↓↓↓

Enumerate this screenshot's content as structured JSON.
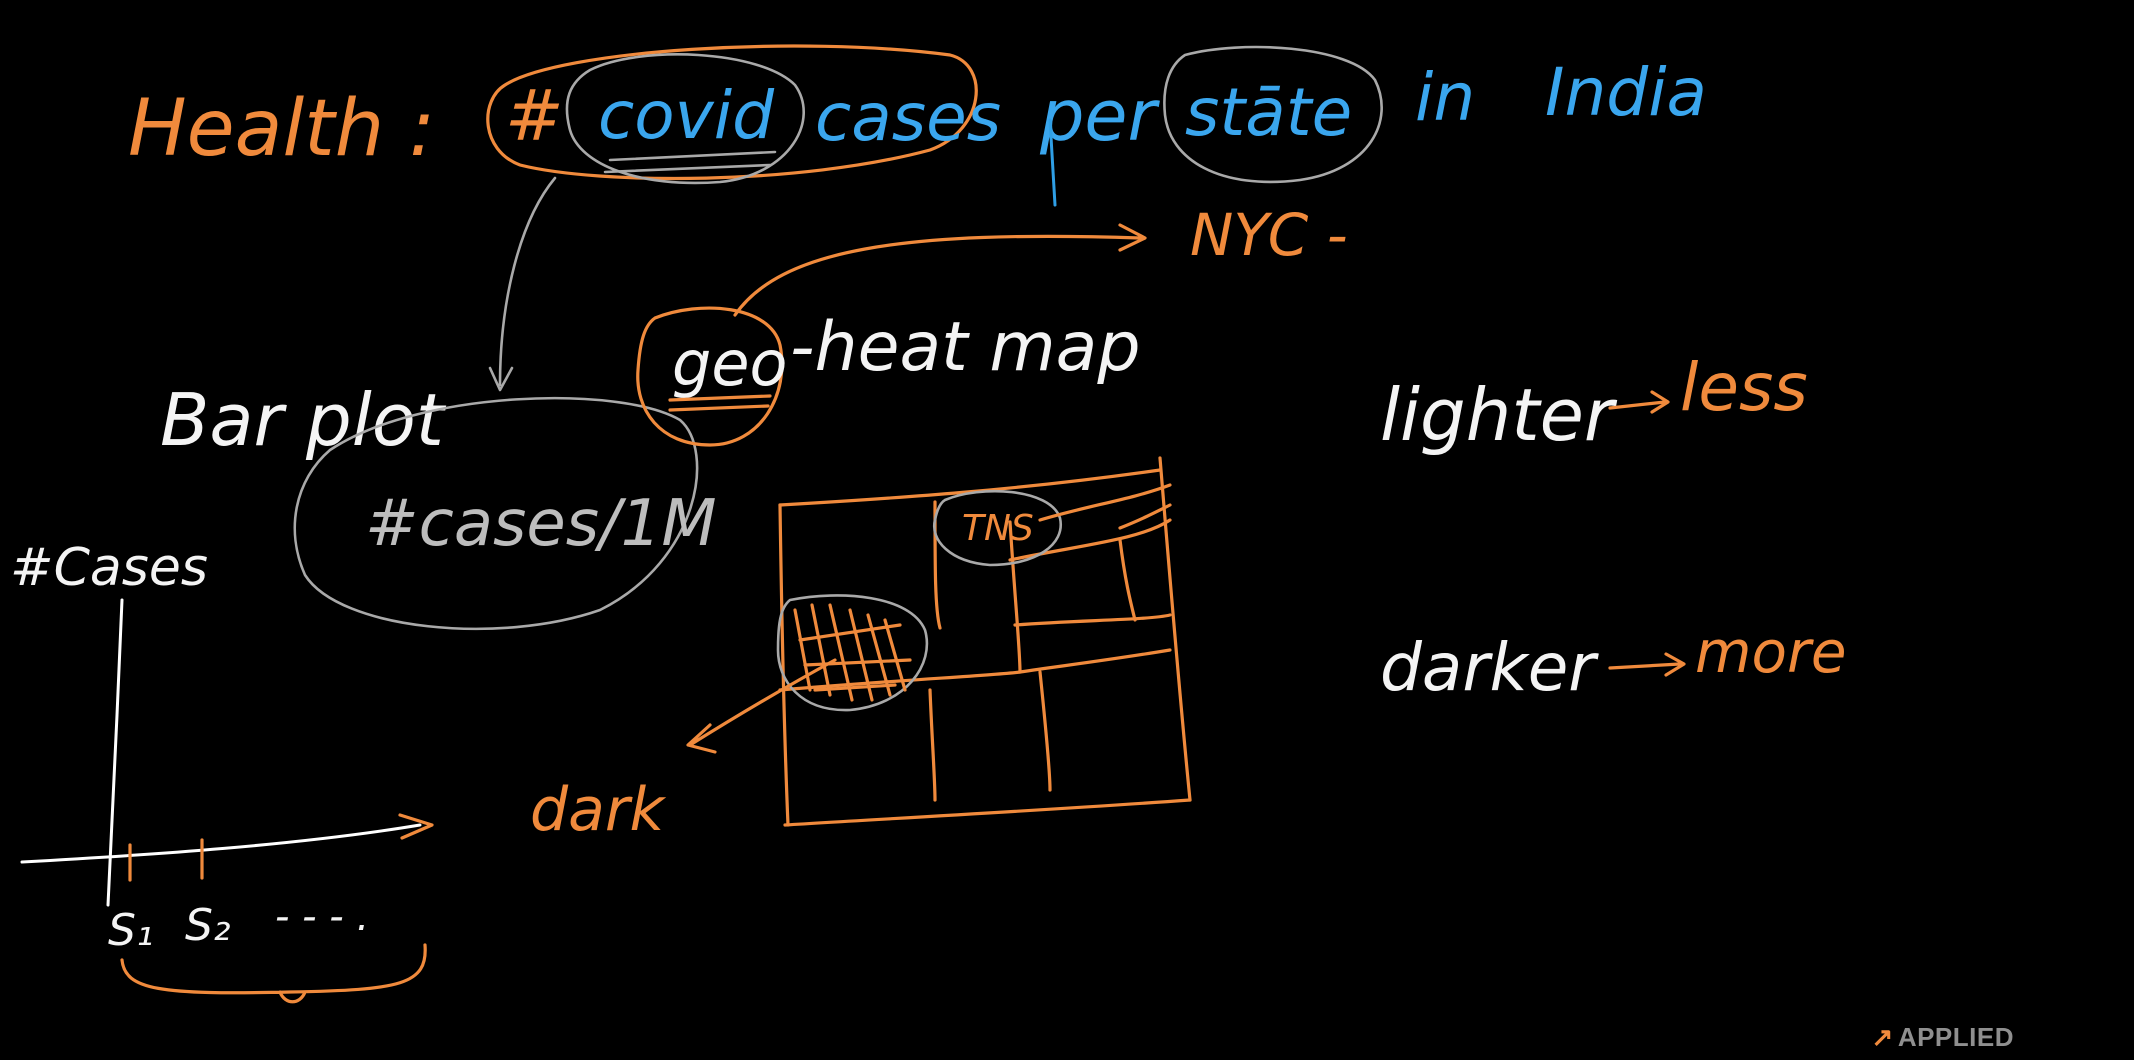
{
  "header": {
    "health_label": "Health :",
    "hash": "#",
    "covid": "covid",
    "cases": "cases",
    "per": "per",
    "state": "stāte",
    "in": "in",
    "india": "India"
  },
  "left": {
    "barplot": "Bar plot",
    "cases_per_million": "#cases/1M",
    "y_label": "#Cases",
    "s1": "S₁",
    "s2": "S₂",
    "ellipsis": "- - - ."
  },
  "center": {
    "nyc": "NYC -",
    "geo": "geo",
    "heat_map": "-heat map",
    "cell_label": "TNS",
    "dark": "dark"
  },
  "right": {
    "lighter": "lighter",
    "less": "less",
    "darker": "darker",
    "more": "more"
  },
  "watermark": {
    "text": "APPLIED"
  },
  "colors": {
    "background": "#000000",
    "orange_ink": "#f08a3c",
    "blue_ink": "#3aa6ee",
    "white_ink": "#ffffff",
    "gray_ink": "#a9a9a9"
  }
}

↑↑↑

[Exercise directions] Print out the lines exactly, skipping any picture.

[Final result]
Enumerate this screenshot's content as structured JSON.
{
  "header": {
    "health_label": "Health :",
    "hash": "#",
    "covid": "covid",
    "cases": "cases",
    "per": "per",
    "state": "stāte",
    "in": "in",
    "india": "India"
  },
  "left": {
    "barplot": "Bar plot",
    "cases_per_million": "#cases/1M",
    "y_label": "#Cases",
    "s1": "S₁",
    "s2": "S₂",
    "ellipsis": "- - - ."
  },
  "center": {
    "nyc": "NYC -",
    "geo": "geo",
    "heat_map": "-heat map",
    "cell_label": "TNS",
    "dark": "dark"
  },
  "right": {
    "lighter": "lighter",
    "less": "less",
    "darker": "darker",
    "more": "more"
  },
  "watermark": {
    "text": "APPLIED"
  },
  "colors": {
    "background": "#000000",
    "orange_ink": "#f08a3c",
    "blue_ink": "#3aa6ee",
    "white_ink": "#ffffff",
    "gray_ink": "#a9a9a9"
  }
}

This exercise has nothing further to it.